● TASK DETAILS
Reproduce every record below exactly as written, but leave out any pictures.

● PROVIDED ENTRIES
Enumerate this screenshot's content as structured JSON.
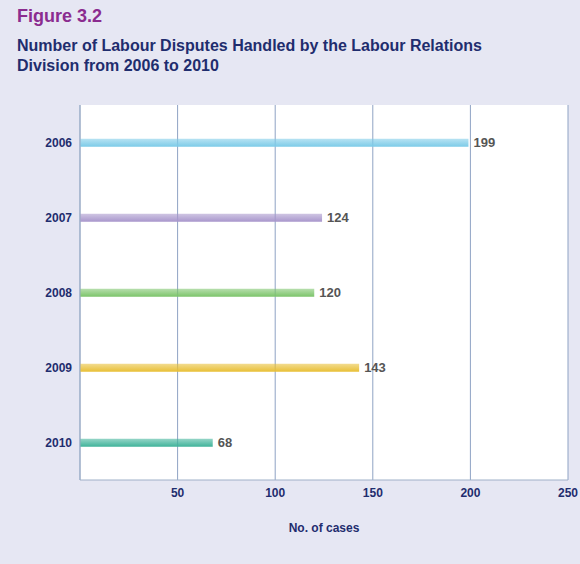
{
  "chart_data": {
    "type": "bar",
    "title": "Figure 3.2",
    "subtitle": "Number of Labour Disputes Handled by the Labour Relations Division from 2006 to 2010",
    "x_label": "No. of cases",
    "categories": [
      "2006",
      "2007",
      "2008",
      "2009",
      "2010"
    ],
    "values": [
      199,
      124,
      120,
      143,
      68
    ],
    "colors": [
      "#7ccbe8",
      "#a896cc",
      "#7cc46a",
      "#e8bf35",
      "#3fb39a"
    ],
    "xlim": [
      0,
      250
    ],
    "xticks": [
      50,
      100,
      150,
      200,
      250
    ],
    "orientation": "horizontal",
    "grid": true,
    "data_labels": true
  }
}
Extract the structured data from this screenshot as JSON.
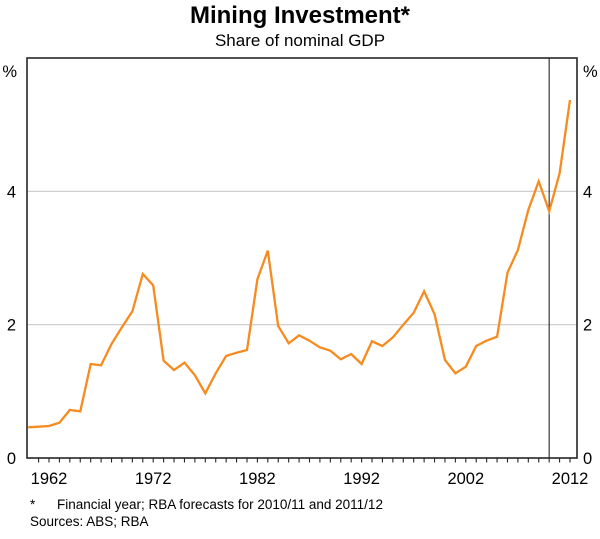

● RESULT
Enumerate this screenshot's content as structured JSON.
{
  "chart_data": {
    "type": "bar",
    "title": "Figure 3.2",
    "subtitle": "Number of Labour Disputes Handled by the Labour Relations Division from 2006 to 2010",
    "x_label": "No. of cases",
    "categories": [
      "2006",
      "2007",
      "2008",
      "2009",
      "2010"
    ],
    "values": [
      199,
      124,
      120,
      143,
      68
    ],
    "colors": [
      "#7ccbe8",
      "#a896cc",
      "#7cc46a",
      "#e8bf35",
      "#3fb39a"
    ],
    "xlim": [
      0,
      250
    ],
    "xticks": [
      50,
      100,
      150,
      200,
      250
    ],
    "orientation": "horizontal",
    "grid": true,
    "data_labels": true
  }
}
Extract the structured data from this screenshot as JSON.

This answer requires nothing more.